PROBLEM DETAILS: Output the stretch from the start of the entries through the line that contains "code-line[interactable]: 16int j" as a numbered list, leaving out blank lines.

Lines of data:
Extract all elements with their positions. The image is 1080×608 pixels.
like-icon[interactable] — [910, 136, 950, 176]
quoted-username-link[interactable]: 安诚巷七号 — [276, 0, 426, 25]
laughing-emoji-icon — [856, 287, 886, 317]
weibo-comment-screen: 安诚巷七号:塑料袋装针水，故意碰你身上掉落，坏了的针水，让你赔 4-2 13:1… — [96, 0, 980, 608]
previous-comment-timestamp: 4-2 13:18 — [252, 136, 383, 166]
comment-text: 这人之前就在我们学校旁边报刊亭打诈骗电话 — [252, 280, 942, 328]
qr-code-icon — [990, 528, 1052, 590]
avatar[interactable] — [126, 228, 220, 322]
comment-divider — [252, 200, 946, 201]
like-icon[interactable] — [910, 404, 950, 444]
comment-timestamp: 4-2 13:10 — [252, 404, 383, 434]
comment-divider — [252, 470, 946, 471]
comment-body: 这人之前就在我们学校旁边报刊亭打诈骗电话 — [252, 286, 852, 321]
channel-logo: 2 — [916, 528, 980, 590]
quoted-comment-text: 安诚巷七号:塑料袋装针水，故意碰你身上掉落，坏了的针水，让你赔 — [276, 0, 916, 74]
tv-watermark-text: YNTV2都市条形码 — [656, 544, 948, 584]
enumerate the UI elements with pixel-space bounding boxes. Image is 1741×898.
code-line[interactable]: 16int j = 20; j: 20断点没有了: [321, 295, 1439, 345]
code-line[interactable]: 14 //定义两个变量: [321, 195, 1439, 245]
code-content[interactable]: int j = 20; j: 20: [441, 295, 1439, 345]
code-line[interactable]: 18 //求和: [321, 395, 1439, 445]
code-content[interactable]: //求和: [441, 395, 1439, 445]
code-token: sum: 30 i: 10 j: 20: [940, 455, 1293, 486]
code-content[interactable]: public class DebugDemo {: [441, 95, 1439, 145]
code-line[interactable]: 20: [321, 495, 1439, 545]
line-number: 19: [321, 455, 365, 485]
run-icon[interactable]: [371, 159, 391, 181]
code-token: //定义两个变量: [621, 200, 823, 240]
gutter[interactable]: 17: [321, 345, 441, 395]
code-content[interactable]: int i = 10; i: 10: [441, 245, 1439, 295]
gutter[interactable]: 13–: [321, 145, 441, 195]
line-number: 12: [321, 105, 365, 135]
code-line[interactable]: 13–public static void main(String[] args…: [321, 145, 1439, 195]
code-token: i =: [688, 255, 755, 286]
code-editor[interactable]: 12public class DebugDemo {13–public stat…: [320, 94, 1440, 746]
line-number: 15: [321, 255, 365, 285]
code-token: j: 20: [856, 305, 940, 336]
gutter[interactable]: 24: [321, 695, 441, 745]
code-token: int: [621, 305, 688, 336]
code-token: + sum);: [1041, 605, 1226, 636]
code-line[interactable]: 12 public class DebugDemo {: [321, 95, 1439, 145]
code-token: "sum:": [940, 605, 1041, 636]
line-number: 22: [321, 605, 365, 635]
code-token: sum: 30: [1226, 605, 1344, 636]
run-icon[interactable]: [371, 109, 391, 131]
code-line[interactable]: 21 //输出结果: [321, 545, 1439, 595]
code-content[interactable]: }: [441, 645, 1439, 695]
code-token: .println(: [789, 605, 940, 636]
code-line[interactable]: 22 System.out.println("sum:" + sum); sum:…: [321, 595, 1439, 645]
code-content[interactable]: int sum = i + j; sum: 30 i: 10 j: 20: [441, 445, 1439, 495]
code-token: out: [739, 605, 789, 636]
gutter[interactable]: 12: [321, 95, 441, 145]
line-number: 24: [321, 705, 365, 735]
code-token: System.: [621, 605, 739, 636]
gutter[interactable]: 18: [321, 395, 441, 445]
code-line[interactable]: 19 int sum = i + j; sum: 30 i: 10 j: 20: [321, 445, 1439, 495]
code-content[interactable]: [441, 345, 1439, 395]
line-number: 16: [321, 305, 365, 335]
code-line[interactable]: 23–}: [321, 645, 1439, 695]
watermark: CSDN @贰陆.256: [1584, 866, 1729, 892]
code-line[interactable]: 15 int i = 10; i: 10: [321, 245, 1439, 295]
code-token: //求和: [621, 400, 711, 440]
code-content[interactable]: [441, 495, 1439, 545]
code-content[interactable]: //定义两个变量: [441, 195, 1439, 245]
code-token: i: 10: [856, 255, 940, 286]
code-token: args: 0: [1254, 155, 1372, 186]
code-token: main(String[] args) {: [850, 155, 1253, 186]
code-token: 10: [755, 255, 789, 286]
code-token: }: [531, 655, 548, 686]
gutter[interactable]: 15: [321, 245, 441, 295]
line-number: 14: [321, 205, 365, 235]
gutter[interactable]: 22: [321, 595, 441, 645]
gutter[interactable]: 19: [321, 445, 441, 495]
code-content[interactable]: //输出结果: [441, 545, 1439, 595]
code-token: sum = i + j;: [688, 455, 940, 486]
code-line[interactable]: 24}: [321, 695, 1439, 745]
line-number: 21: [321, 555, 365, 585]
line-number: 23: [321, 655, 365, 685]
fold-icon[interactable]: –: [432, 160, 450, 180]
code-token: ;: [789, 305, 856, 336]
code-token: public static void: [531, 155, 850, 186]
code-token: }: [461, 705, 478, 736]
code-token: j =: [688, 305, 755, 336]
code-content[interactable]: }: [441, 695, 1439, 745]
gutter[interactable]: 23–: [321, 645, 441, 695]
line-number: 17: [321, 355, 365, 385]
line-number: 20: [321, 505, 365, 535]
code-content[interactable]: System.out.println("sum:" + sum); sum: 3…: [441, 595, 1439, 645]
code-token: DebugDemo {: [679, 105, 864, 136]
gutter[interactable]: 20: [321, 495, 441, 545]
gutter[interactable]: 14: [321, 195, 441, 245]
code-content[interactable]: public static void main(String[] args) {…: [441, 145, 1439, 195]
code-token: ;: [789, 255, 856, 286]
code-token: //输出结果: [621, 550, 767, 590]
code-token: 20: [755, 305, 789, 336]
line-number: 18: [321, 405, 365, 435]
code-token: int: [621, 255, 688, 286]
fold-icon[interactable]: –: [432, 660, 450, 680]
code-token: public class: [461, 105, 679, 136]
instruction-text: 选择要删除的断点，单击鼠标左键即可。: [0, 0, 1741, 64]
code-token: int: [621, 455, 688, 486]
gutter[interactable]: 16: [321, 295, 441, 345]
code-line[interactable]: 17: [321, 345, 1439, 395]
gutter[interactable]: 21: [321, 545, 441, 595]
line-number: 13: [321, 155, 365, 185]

COMPLETE RESPONSE:
1. Extract all elements with their positions. The image is 1080×608 pixels.
2. like-icon[interactable] — [910, 136, 950, 176]
3. quoted-username-link[interactable]: 安诚巷七号 — [276, 0, 426, 25]
4. laughing-emoji-icon — [856, 287, 886, 317]
5. weibo-comment-screen: 安诚巷七号:塑料袋装针水，故意碰你身上掉落，坏了的针水，让你赔 4-2 13:1… — [96, 0, 980, 608]
6. previous-comment-timestamp: 4-2 13:18 — [252, 136, 383, 166]
7. comment-text: 这人之前就在我们学校旁边报刊亭打诈骗电话 — [252, 280, 942, 328]
8. qr-code-icon — [990, 528, 1052, 590]
9. avatar[interactable] — [126, 228, 220, 322]
10. comment-divider — [252, 200, 946, 201]
11. like-icon[interactable] — [910, 404, 950, 444]
12. comment-timestamp: 4-2 13:10 — [252, 404, 383, 434]
13. comment-divider — [252, 470, 946, 471]
14. comment-body: 这人之前就在我们学校旁边报刊亭打诈骗电话 — [252, 286, 852, 321]
15. channel-logo: 2 — [916, 528, 980, 590]
16. quoted-comment-text: 安诚巷七号:塑料袋装针水，故意碰你身上掉落，坏了的针水，让你赔 — [276, 0, 916, 74]
17. tv-watermark-text: YNTV2都市条形码 — [656, 544, 948, 584]
18. enumerate the UI elements with pixel-space bounding boxes. Image is 1741×898.
19. code-line[interactable]: 16int j = 20; j: 20断点没有了: [321, 295, 1439, 345]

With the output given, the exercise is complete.